TASK INSTRUCTIONS :: Check each line of the listing for the word "deal" and give only the number of lines that have it.

(Collection entries)
────────

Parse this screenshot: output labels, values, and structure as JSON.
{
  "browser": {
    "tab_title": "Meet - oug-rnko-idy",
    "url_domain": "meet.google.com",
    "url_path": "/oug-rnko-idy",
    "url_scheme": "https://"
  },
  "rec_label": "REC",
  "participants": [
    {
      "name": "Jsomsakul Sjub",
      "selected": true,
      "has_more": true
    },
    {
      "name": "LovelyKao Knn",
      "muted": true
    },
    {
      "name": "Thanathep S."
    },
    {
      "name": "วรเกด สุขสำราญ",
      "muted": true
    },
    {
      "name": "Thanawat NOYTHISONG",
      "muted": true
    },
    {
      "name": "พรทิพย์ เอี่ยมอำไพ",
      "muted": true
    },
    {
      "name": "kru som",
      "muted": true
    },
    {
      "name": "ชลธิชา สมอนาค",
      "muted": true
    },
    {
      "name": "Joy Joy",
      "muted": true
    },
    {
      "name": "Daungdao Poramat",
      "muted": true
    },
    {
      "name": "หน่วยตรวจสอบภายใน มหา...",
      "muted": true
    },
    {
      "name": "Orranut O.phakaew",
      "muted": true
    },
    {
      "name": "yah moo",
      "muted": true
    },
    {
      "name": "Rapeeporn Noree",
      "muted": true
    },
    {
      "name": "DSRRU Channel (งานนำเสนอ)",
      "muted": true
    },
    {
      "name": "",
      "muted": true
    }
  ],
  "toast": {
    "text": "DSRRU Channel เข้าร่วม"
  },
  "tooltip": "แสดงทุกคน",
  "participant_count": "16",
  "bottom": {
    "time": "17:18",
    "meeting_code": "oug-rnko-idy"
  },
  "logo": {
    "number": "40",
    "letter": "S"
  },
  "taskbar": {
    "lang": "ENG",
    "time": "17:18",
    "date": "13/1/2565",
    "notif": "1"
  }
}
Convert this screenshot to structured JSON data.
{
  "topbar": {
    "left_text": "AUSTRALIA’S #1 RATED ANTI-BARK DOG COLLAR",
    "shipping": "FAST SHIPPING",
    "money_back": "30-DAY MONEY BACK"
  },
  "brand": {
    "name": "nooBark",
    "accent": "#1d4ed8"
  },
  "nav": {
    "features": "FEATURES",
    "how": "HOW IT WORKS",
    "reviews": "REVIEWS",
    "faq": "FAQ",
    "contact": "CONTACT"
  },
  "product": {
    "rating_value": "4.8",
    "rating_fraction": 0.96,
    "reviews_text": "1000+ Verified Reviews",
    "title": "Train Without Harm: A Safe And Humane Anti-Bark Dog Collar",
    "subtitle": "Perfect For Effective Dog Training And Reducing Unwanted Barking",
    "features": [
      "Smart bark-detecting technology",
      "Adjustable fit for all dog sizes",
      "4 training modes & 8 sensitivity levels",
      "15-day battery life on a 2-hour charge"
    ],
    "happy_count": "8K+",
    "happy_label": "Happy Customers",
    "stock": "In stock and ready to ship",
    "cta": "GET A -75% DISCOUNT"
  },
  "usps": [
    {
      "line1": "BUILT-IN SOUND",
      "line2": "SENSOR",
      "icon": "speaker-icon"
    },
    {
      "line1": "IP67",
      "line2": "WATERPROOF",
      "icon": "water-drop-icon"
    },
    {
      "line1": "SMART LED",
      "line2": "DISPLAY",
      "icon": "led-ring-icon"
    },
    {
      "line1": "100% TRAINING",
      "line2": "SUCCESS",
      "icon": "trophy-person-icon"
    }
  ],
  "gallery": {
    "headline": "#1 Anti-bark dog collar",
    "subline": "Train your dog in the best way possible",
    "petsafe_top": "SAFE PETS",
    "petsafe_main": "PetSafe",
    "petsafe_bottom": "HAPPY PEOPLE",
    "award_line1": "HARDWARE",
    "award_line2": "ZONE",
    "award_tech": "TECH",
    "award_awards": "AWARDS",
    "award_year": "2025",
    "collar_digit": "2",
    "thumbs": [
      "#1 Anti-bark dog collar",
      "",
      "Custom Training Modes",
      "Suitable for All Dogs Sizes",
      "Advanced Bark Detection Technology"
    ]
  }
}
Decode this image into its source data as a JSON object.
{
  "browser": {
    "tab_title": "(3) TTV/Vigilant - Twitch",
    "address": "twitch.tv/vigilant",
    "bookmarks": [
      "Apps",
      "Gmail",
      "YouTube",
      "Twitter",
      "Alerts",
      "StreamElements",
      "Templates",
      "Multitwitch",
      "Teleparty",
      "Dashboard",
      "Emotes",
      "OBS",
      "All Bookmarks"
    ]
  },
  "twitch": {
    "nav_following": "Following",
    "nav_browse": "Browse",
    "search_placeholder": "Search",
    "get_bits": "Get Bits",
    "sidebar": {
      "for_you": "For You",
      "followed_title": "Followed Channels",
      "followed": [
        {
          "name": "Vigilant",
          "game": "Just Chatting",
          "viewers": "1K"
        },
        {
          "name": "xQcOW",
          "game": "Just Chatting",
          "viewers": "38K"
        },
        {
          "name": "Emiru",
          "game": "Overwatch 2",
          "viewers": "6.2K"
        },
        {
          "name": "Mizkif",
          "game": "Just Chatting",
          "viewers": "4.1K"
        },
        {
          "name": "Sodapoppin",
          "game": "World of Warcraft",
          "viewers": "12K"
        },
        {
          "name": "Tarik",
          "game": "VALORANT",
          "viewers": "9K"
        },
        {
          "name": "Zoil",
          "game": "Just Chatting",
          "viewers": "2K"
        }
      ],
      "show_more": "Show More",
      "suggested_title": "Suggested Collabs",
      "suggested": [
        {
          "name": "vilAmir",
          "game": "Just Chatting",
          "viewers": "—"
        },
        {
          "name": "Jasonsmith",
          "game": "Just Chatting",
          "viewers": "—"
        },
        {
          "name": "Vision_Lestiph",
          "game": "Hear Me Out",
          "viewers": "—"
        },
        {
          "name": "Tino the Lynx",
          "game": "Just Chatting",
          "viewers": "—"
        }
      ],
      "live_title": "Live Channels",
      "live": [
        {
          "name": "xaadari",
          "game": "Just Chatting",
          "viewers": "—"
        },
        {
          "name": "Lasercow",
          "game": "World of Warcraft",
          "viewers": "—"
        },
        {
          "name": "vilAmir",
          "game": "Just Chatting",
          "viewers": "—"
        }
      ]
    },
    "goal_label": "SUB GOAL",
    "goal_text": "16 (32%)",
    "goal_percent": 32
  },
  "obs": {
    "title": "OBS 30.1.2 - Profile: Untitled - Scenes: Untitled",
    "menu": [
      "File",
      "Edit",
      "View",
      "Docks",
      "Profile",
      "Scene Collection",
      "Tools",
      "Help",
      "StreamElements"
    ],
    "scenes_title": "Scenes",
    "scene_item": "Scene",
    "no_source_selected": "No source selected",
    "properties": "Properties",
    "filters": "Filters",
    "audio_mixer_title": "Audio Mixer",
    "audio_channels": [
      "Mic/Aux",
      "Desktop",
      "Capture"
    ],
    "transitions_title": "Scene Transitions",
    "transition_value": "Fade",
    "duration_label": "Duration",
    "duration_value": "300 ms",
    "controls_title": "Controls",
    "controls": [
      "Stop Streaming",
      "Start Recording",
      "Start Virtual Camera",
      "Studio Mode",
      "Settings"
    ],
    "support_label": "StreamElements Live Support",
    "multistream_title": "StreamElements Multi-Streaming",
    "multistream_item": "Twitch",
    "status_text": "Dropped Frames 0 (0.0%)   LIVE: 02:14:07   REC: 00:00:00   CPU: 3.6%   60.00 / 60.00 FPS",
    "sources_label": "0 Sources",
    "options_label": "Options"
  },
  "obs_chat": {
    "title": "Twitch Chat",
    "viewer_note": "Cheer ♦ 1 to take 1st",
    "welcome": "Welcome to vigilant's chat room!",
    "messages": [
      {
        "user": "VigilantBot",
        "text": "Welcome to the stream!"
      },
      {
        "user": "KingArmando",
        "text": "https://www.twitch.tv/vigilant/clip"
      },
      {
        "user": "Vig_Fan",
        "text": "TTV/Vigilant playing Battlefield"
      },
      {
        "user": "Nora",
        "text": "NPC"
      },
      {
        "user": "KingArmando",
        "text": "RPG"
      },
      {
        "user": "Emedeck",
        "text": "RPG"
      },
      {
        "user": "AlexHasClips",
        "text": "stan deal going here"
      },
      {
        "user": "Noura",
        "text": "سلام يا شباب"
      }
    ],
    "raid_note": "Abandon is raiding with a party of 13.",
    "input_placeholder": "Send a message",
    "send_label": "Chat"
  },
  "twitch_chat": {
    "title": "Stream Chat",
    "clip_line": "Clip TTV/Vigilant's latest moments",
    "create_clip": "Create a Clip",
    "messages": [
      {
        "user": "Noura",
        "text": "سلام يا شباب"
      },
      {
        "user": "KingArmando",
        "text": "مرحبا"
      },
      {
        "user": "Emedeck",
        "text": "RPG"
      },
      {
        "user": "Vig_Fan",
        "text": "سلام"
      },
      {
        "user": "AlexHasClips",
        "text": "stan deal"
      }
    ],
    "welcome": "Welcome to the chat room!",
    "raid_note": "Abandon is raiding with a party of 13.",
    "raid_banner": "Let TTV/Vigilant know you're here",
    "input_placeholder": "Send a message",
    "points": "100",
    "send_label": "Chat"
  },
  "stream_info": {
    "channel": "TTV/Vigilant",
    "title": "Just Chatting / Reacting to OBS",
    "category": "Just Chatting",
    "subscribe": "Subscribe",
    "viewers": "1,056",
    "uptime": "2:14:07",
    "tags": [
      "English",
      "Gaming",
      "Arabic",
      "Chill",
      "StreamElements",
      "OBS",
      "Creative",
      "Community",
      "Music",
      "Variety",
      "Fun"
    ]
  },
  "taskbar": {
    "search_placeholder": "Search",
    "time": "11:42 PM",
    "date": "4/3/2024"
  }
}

────────

FINISHED TASK :: 2